**Dataset excerpts:**
[Begin]
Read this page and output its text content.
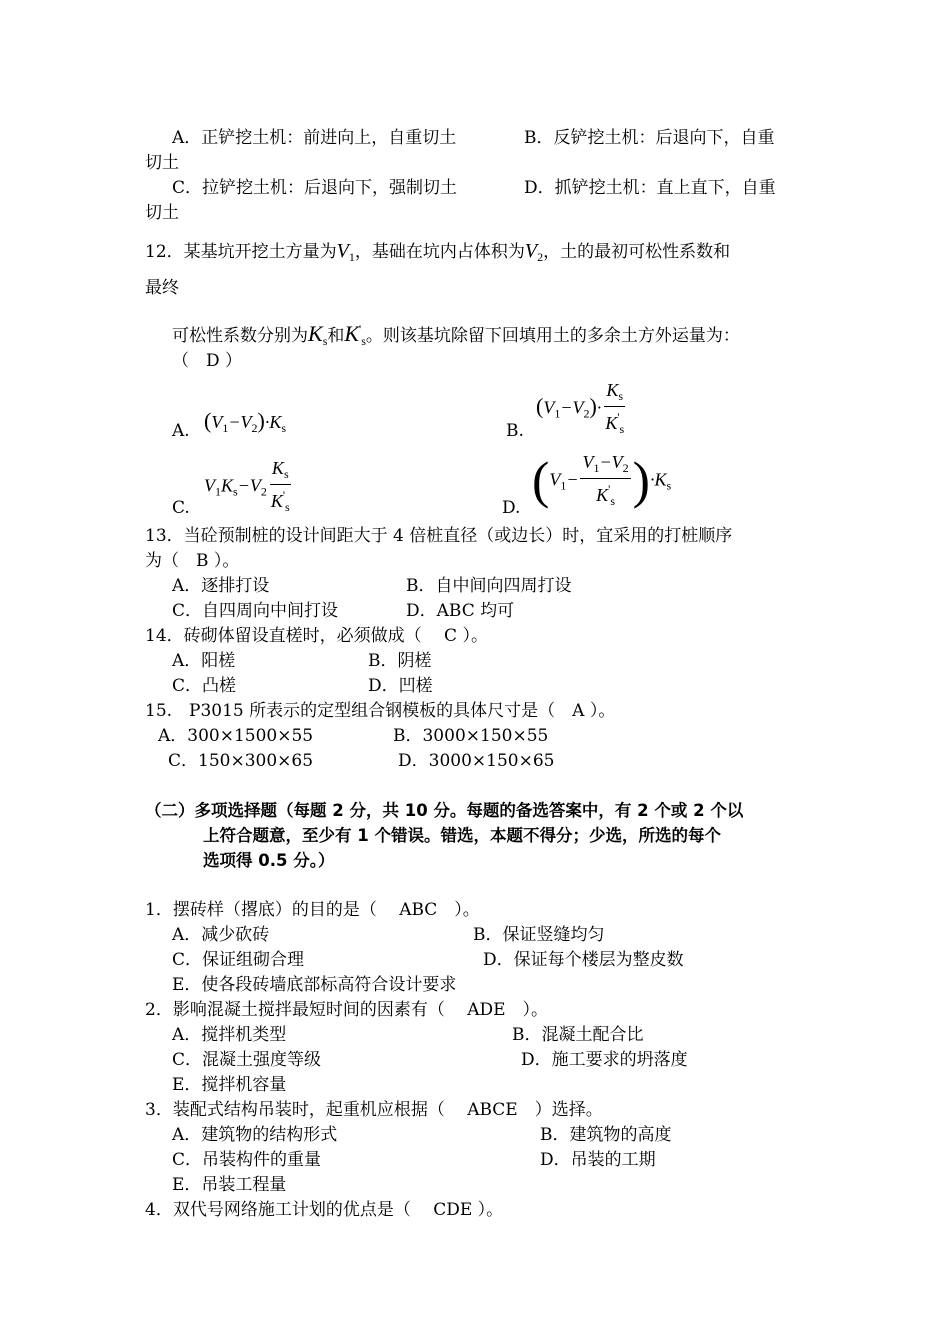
A．正铲挖土机：前进向上，自重切土	B．反铲挖土机：后退向下，自重
切土
C．拉铲挖土机：后退向下，强制切土	D．抓铲挖土机：直上直下，自重
切土
12．某基坑开挖土方量为$V_1$，基础在坑内占体积为$V_2$，土的最初可松性系数和
最终
可松性系数分别为$K_s$和$K'_s$。则该基坑除留下回填用土的多余土方外运量为：
（　D ）
A. $(V_1-V_2)\cdot K_s$	B.
$(V_1-V_2)\cdot \frac{K_s}{K'_s}$
C.
$V_1K_s-V_2 \frac{K_s}{K'_s}$	D. $(V_1- \frac{V_1-V_2}{K'_s} )\cdot K_s$
13．当砼预制桩的设计间距大于 4 倍桩直径（或边长）时，宜采用的打桩顺序
为（　B ）。
A．逐排打设	B．自中间向四周打设
C．自四周向中间打设	D．ABC 均可
14．砖砌体留设直槎时，必须做成（　 C ）。
A．阳槎	B．阴槎
C．凸槎	D．凹槎
15.　P3015 所表示的定型组合钢模板的具体尺寸是（　A ）。
A．300×1500×55	B．3000×150×55
C．150×300×65	D．3000×150×65
（二）多项选择题（每题 2 分，共 10 分。每题的备选答案中，有 2 个或 2 个以
上符合题意，至少有 1 个错误。错选，本题不得分；少选，所选的每个
选项得 0.5 分。）
1．摆砖样（撂底）的目的是（　 ABC　）。
A．减少砍砖	B．保证竖缝均匀
C．保证组砌合理	D．保证每个楼层为整皮数
E．使各段砖墙底部标高符合设计要求
2．影响混凝土搅拌最短时间的因素有（　 ADE　）。
A．搅拌机类型	B．混凝土配合比
C．混凝土强度等级	D．施工要求的坍落度
E．搅拌机容量
3．装配式结构吊装时，起重机应根据（　 ABCE　）选择。
A．建筑物的结构形式	B．建筑物的高度
C．吊装构件的重量	D．吊装的工期
E．吊装工程量
4．双代号网络施工计划的优点是（　 CDE ）。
[End]
**Exercise task:** Pick each line holding the word "frac" out of the listing.

**Worked solution:**
$(V_1-V_2)\cdot \frac{K_s}{K'_s}$
$V_1K_s-V_2 \frac{K_s}{K'_s}$	D. $(V_1- \frac{V_1-V_2}{K'_s} )\cdot K_s$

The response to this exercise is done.